Stated task →
Here are some records. Copy each one exactly.
━━━━━ Material provided
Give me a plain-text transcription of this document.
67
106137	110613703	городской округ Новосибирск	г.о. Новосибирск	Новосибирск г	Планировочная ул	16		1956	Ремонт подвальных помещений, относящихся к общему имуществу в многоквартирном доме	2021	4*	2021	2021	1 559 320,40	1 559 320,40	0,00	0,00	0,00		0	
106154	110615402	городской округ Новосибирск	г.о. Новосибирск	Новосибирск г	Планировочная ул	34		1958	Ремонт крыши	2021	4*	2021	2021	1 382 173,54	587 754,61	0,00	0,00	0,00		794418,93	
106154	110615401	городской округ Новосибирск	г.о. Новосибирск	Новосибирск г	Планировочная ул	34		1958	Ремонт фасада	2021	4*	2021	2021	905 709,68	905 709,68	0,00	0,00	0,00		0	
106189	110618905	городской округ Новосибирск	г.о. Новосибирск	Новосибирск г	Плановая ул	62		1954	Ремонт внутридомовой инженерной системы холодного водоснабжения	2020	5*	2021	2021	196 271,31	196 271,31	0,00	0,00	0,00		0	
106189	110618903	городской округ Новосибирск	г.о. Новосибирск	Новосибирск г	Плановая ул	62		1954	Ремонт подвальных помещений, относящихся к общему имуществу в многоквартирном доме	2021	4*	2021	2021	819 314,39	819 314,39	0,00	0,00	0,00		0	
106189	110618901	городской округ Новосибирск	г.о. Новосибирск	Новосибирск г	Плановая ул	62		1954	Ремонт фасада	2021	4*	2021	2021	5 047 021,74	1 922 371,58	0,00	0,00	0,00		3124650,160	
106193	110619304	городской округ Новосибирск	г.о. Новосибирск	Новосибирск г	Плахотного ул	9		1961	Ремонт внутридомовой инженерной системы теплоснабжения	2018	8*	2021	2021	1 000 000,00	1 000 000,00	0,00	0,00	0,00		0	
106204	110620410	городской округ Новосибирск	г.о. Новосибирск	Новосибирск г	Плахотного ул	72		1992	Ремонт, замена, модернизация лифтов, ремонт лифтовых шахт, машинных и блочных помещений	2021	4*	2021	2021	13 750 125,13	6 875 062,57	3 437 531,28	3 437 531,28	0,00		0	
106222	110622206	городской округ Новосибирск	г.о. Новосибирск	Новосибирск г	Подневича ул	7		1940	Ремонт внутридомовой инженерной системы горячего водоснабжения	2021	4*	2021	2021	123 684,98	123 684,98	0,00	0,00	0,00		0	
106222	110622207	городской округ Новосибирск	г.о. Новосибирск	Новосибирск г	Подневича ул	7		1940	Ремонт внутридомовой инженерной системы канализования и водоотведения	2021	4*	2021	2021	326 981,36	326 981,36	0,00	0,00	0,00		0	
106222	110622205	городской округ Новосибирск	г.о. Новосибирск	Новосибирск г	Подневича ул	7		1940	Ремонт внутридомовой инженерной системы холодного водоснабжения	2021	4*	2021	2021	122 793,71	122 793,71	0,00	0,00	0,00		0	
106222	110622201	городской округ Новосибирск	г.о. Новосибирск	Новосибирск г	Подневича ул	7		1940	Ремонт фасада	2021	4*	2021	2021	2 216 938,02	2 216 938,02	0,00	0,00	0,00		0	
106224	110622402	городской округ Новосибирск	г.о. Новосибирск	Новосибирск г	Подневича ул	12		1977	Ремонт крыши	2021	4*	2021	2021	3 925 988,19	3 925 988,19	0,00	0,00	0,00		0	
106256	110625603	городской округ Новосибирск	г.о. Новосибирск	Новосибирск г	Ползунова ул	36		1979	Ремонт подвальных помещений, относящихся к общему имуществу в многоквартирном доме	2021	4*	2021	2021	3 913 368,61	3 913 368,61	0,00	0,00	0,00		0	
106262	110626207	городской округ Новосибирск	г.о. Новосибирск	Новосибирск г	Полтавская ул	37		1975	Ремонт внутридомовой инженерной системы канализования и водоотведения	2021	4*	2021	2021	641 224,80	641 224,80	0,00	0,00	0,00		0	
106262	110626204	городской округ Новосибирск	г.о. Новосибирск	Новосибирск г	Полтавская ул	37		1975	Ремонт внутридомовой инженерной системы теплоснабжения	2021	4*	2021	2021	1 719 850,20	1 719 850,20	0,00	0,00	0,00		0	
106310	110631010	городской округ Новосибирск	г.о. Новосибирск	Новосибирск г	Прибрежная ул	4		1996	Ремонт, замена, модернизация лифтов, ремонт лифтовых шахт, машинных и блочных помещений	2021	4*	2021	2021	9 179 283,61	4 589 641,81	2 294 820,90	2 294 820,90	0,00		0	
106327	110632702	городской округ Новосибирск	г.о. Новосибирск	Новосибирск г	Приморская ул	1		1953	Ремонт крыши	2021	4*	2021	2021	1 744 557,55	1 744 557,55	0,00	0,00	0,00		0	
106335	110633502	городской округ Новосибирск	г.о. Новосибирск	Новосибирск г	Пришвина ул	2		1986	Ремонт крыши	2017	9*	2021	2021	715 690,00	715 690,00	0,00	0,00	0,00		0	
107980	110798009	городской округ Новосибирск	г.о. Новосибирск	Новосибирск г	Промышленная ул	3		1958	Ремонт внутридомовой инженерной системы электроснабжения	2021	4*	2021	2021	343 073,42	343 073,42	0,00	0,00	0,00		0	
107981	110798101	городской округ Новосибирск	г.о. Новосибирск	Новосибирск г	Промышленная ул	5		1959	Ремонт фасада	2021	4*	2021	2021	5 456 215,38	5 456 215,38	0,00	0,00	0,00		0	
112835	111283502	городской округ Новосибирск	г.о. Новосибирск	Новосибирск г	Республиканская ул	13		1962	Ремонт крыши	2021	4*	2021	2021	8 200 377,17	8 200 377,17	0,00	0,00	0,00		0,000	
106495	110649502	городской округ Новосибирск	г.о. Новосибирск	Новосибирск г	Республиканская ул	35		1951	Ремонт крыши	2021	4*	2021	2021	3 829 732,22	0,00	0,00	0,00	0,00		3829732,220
━━━━━━━━━━
Written response →
Give me a plain-text transcription of this document.
67
106137	110613703	городской округ Новосибирск	г.о. Новосибирск	Новосибирск г	Планировочная ул	16		1956	Ремонт подвальных помещений, относящихся к общему имуществу в многоквартирном доме	2021	4*	2021	2021	1 559 320,40	1 559 320,40	0,00	0,00	0,00		0	
106154	110615402	городской округ Новосибирск	г.о. Новосибирск	Новосибирск г	Планировочная ул	34		1958	Ремонт крыши	2021	4*	2021	2021	1 382 173,54	587 754,61	0,00	0,00	0,00		794418,93	
106154	110615401	городской округ Новосибирск	г.о. Новосибирск	Новосибирск г	Планировочная ул	34		1958	Ремонт фасада	2021	4*	2021	2021	905 709,68	905 709,68	0,00	0,00	0,00		0	
106189	110618905	городской округ Новосибирск	г.о. Новосибирск	Новосибирск г	Плановая ул	62		1954	Ремонт внутридомовой инженерной системы холодного водоснабжения	2020	5*	2021	2021	196 271,31	196 271,31	0,00	0,00	0,00		0	
106189	110618903	городской округ Новосибирск	г.о. Новосибирск	Новосибирск г	Плановая ул	62		1954	Ремонт подвальных помещений, относящихся к общему имуществу в многоквартирном доме	2021	4*	2021	2021	819 314,39	819 314,39	0,00	0,00	0,00		0	
106189	110618901	городской округ Новосибирск	г.о. Новосибирск	Новосибирск г	Плановая ул	62		1954	Ремонт фасада	2021	4*	2021	2021	5 047 021,74	1 922 371,58	0,00	0,00	0,00		3124650,160	
106193	110619304	городской округ Новосибирск	г.о. Новосибирск	Новосибирск г	Плахотного ул	9		1961	Ремонт внутридомовой инженерной системы теплоснабжения	2018	8*	2021	2021	1 000 000,00	1 000 000,00	0,00	0,00	0,00		0	
106204	110620410	городской округ Новосибирск	г.о. Новосибирск	Новосибирск г	Плахотного ул	72		1992	Ремонт, замена, модернизация лифтов, ремонт лифтовых шахт, машинных и блочных помещений	2021	4*	2021	2021	13 750 125,13	6 875 062,57	3 437 531,28	3 437 531,28	0,00		0	
106222	110622206	городской округ Новосибирск	г.о. Новосибирск	Новосибирск г	Подневича ул	7		1940	Ремонт внутридомовой инженерной системы горячего водоснабжения	2021	4*	2021	2021	123 684,98	123 684,98	0,00	0,00	0,00		0	
106222	110622207	городской округ Новосибирск	г.о. Новосибирск	Новосибирск г	Подневича ул	7		1940	Ремонт внутридомовой инженерной системы канализования и водоотведения	2021	4*	2021	2021	326 981,36	326 981,36	0,00	0,00	0,00		0	
106222	110622205	городской округ Новосибирск	г.о. Новосибирск	Новосибирск г	Подневича ул	7		1940	Ремонт внутридомовой инженерной системы холодного водоснабжения	2021	4*	2021	2021	122 793,71	122 793,71	0,00	0,00	0,00		0	
106222	110622201	городской округ Новосибирск	г.о. Новосибирск	Новосибирск г	Подневича ул	7		1940	Ремонт фасада	2021	4*	2021	2021	2 216 938,02	2 216 938,02	0,00	0,00	0,00		0	
106224	110622402	городской округ Новосибирск	г.о. Новосибирск	Новосибирск г	Подневича ул	12		1977	Ремонт крыши	2021	4*	2021	2021	3 925 988,19	3 925 988,19	0,00	0,00	0,00		0	
106256	110625603	городской округ Новосибирск	г.о. Новосибирск	Новосибирск г	Ползунова ул	36		1979	Ремонт подвальных помещений, относящихся к общему имуществу в многоквартирном доме	2021	4*	2021	2021	3 913 368,61	3 913 368,61	0,00	0,00	0,00		0	
106262	110626207	городской округ Новосибирск	г.о. Новосибирск	Новосибирск г	Полтавская ул	37		1975	Ремонт внутридомовой инженерной системы канализования и водоотведения	2021	4*	2021	2021	641 224,80	641 224,80	0,00	0,00	0,00		0	
106262	110626204	городской округ Новосибирск	г.о. Новосибирск	Новосибирск г	Полтавская ул	37		1975	Ремонт внутридомовой инженерной системы теплоснабжения	2021	4*	2021	2021	1 719 850,20	1 719 850,20	0,00	0,00	0,00		0	
106310	110631010	городской округ Новосибирск	г.о. Новосибирск	Новосибирск г	Прибрежная ул	4		1996	Ремонт, замена, модернизация лифтов, ремонт лифтовых шахт, машинных и блочных помещений	2021	4*	2021	2021	9 179 283,61	4 589 641,81	2 294 820,90	2 294 820,90	0,00		0	
106327	110632702	городской округ Новосибирск	г.о. Новосибирск	Новосибирск г	Приморская ул	1		1953	Ремонт крыши	2021	4*	2021	2021	1 744 557,55	1 744 557,55	0,00	0,00	0,00		0	
106335	110633502	городской округ Новосибирск	г.о. Новосибирск	Новосибирск г	Пришвина ул	2		1986	Ремонт крыши	2017	9*	2021	2021	715 690,00	715 690,00	0,00	0,00	0,00		0	
107980	110798009	городской округ Новосибирск	г.о. Новосибирск	Новосибирск г	Промышленная ул	3		1958	Ремонт внутридомовой инженерной системы электроснабжения	2021	4*	2021	2021	343 073,42	343 073,42	0,00	0,00	0,00		0	
107981	110798101	городской округ Новосибирск	г.о. Новосибирск	Новосибирск г	Промышленная ул	5		1959	Ремонт фасада	2021	4*	2021	2021	5 456 215,38	5 456 215,38	0,00	0,00	0,00		0	
112835	111283502	городской округ Новосибирск	г.о. Новосибирск	Новосибирск г	Республиканская ул	13		1962	Ремонт крыши	2021	4*	2021	2021	8 200 377,17	8 200 377,17	0,00	0,00	0,00		0,000	
106495	110649502	городской округ Новосибирск	г.о. Новосибирск	Новосибирск г	Республиканская ул	35		1951	Ремонт крыши	2021	4*	2021	2021	3 829 732,22	0,00	0,00	0,00	0,00		3829732,220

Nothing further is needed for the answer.